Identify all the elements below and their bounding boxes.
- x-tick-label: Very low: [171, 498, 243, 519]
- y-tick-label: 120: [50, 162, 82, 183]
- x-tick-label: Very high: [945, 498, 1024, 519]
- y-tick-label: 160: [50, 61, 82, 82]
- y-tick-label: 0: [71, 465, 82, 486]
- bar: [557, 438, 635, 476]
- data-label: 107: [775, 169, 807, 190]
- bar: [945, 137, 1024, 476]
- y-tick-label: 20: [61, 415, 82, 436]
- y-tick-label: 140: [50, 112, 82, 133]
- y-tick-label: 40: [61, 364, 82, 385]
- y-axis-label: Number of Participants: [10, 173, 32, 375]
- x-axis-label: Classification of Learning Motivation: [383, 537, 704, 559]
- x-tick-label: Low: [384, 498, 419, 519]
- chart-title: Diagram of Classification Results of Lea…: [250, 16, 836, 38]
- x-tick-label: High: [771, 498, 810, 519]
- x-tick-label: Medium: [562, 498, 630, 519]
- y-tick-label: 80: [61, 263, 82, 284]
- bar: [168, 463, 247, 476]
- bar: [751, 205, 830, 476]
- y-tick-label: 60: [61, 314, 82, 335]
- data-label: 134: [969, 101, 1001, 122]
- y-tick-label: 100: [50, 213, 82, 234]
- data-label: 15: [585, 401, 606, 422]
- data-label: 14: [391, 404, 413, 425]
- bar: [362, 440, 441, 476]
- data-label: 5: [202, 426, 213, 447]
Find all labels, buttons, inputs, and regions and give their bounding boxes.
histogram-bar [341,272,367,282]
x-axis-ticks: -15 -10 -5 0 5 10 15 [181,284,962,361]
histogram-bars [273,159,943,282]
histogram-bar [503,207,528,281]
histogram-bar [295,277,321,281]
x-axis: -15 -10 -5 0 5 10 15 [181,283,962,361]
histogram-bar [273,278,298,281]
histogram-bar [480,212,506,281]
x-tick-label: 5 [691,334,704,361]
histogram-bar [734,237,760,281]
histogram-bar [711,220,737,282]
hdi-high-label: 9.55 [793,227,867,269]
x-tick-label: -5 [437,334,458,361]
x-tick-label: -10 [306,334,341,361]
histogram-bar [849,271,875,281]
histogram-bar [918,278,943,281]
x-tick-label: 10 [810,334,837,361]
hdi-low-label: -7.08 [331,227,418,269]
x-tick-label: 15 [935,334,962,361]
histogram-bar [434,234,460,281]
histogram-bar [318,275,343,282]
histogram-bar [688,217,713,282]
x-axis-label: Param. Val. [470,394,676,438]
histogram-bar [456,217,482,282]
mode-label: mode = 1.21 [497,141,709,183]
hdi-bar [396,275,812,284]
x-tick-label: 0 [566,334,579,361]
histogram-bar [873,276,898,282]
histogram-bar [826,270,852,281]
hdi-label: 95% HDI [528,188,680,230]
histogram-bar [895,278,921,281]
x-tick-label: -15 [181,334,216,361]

**Problem description**
Rewrite every line of the data above as a numbered list, leaving out any blank lines.

**Solved exercise**
1. Identify all the elements below and their bounding boxes.
2. - x-tick-label: Very low: [171, 498, 243, 519]
3. - y-tick-label: 120: [50, 162, 82, 183]
4. - x-tick-label: Very high: [945, 498, 1024, 519]
5. - y-tick-label: 160: [50, 61, 82, 82]
6. - y-tick-label: 0: [71, 465, 82, 486]
7. - bar: [557, 438, 635, 476]
8. - data-label: 107: [775, 169, 807, 190]
9. - bar: [945, 137, 1024, 476]
10. - y-tick-label: 20: [61, 415, 82, 436]
11. - y-tick-label: 140: [50, 112, 82, 133]
12. - y-tick-label: 40: [61, 364, 82, 385]
13. - y-axis-label: Number of Participants: [10, 173, 32, 375]
14. - x-axis-label: Classification of Learning Motivation: [383, 537, 704, 559]
15. - x-tick-label: Low: [384, 498, 419, 519]
16. - chart-title: Diagram of Classification Results of Lea…: [250, 16, 836, 38]
17. - x-tick-label: High: [771, 498, 810, 519]
18. - x-tick-label: Medium: [562, 498, 630, 519]
19. - y-tick-label: 80: [61, 263, 82, 284]
20. - bar: [168, 463, 247, 476]
21. - bar: [751, 205, 830, 476]
22. - y-tick-label: 60: [61, 314, 82, 335]
23. - data-label: 134: [969, 101, 1001, 122]
24. - y-tick-label: 100: [50, 213, 82, 234]
25. - data-label: 15: [585, 401, 606, 422]
26. - data-label: 14: [391, 404, 413, 425]
27. - bar: [362, 440, 441, 476]
28. - data-label: 5: [202, 426, 213, 447]
29. Find all labels, buttons, inputs, and regions and give their bounding boxes.
30. histogram-bar [341,272,367,282]
31. x-axis-ticks: -15 -10 -5 0 5 10 15 [181,284,962,361]
32. histogram-bars [273,159,943,282]
33. histogram-bar [503,207,528,281]
34. histogram-bar [295,277,321,281]
35. x-axis: -15 -10 -5 0 5 10 15 [181,283,962,361]
36. histogram-bar [273,278,298,281]
37. histogram-bar [480,212,506,281]
38. x-tick-label: 5 [691,334,704,361]
39. histogram-bar [734,237,760,281]
40. histogram-bar [711,220,737,282]
41. hdi-high-label: 9.55 [793,227,867,269]
42. x-tick-label: -5 [437,334,458,361]
43. x-tick-label: -10 [306,334,341,361]
44. histogram-bar [849,271,875,281]
45. histogram-bar [918,278,943,281]
46. x-tick-label: 10 [810,334,837,361]
47. hdi-low-label: -7.08 [331,227,418,269]
48. x-tick-label: 15 [935,334,962,361]
49. histogram-bar [434,234,460,281]
50. histogram-bar [318,275,343,282]
51. histogram-bar [688,217,713,282]
52. x-axis-label: Param. Val. [470,394,676,438]
53. histogram-bar [456,217,482,282]
54. mode-label: mode = 1.21 [497,141,709,183]
55. hdi-bar [396,275,812,284]
56. x-tick-label: 0 [566,334,579,361]
57. histogram-bar [873,276,898,282]
58. histogram-bar [826,270,852,281]
59. hdi-label: 95% HDI [528,188,680,230]
60. histogram-bar [895,278,921,281]
61. x-tick-label: -15 [181,334,216,361]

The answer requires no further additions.